* Goal of the exercise
Scan the data below and pick out the lines containing the word "time".

Dataset entries
================
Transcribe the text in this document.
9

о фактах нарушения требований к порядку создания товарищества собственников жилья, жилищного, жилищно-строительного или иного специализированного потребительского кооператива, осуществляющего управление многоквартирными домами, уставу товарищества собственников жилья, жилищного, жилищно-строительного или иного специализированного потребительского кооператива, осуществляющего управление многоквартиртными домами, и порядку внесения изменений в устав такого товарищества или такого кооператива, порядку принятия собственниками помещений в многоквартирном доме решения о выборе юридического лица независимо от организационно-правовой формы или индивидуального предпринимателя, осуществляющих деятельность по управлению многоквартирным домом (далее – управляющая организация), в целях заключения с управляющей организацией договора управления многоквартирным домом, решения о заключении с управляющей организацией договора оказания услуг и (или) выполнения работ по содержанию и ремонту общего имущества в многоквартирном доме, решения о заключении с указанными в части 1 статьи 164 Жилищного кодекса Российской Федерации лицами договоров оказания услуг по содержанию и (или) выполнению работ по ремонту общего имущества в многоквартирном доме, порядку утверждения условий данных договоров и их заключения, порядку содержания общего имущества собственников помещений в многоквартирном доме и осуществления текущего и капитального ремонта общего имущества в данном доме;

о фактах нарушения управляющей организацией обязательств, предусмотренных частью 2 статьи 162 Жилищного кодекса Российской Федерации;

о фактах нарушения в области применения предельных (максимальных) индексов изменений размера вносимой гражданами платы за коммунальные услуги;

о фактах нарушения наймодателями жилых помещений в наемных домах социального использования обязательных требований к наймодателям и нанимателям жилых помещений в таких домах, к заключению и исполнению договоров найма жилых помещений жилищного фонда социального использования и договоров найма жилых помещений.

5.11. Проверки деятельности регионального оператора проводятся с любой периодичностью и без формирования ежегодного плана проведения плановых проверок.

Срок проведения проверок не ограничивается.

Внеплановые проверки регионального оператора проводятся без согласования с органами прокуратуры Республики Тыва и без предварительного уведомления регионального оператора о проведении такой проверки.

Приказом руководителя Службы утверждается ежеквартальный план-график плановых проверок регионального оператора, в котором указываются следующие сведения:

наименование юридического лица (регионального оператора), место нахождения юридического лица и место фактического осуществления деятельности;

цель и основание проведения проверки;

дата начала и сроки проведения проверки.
================
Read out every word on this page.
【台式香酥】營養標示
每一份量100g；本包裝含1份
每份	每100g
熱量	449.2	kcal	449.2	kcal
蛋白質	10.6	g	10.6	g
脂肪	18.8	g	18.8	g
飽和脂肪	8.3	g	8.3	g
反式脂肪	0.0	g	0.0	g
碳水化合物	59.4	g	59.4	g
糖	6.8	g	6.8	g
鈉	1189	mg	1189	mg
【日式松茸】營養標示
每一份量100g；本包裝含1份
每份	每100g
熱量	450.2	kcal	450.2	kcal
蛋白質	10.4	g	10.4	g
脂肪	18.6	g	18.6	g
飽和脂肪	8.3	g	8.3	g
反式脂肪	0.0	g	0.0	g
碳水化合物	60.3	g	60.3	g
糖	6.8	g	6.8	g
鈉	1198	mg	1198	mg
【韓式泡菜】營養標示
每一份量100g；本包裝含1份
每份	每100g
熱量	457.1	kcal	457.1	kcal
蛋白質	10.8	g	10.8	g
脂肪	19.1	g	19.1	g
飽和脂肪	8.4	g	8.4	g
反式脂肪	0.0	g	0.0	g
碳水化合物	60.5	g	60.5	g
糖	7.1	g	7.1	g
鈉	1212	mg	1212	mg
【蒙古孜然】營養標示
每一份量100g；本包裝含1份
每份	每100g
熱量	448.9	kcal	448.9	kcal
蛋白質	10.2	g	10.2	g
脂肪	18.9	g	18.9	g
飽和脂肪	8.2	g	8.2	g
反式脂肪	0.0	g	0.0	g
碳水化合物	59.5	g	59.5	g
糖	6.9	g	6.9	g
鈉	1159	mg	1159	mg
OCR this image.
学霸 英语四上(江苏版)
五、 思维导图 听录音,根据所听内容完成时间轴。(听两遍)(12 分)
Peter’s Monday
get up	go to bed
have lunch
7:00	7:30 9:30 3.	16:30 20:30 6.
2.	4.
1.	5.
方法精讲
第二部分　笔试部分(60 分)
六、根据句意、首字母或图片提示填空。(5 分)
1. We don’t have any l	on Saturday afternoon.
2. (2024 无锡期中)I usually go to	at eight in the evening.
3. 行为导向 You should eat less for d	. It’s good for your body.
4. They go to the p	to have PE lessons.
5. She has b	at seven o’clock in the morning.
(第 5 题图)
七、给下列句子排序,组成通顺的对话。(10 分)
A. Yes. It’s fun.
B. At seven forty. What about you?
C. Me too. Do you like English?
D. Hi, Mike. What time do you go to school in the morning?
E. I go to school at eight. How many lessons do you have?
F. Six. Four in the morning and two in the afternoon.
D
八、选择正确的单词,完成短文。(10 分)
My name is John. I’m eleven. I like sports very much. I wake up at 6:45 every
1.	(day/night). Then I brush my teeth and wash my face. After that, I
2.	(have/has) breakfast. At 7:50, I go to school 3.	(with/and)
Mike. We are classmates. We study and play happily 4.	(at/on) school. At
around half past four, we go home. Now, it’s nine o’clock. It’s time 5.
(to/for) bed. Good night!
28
================
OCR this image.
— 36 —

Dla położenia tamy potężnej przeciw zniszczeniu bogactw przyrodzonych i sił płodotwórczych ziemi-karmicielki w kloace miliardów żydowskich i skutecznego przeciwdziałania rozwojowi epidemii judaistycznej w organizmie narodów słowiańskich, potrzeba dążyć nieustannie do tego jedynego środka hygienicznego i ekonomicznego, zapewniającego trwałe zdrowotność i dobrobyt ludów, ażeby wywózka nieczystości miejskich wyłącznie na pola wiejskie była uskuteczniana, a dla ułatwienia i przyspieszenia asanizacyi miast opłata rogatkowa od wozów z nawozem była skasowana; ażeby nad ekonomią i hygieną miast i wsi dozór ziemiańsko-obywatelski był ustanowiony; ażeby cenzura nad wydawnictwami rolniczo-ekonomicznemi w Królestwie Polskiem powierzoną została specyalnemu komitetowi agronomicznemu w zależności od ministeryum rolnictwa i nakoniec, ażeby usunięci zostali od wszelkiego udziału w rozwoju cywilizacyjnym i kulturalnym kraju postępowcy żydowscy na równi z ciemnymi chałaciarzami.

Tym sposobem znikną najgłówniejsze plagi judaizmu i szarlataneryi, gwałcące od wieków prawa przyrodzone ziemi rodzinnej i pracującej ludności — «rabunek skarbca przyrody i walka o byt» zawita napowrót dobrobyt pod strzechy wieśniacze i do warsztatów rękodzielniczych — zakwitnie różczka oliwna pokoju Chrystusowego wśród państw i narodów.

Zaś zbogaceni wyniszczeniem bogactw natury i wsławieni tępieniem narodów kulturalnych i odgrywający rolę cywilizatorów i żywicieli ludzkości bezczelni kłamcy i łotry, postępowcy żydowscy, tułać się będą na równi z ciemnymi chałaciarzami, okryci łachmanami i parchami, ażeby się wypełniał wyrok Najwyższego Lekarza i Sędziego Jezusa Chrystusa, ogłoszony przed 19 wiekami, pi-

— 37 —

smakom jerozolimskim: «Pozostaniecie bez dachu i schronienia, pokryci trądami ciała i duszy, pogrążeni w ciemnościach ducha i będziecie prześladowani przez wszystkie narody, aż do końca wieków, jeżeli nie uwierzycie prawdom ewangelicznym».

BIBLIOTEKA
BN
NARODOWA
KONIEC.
================
* Response for this exercise
D. Hi, Mike. What time do you go to school in the morning?
around half past four, we go home. Now, it’s nine o’clock. It’s time 5.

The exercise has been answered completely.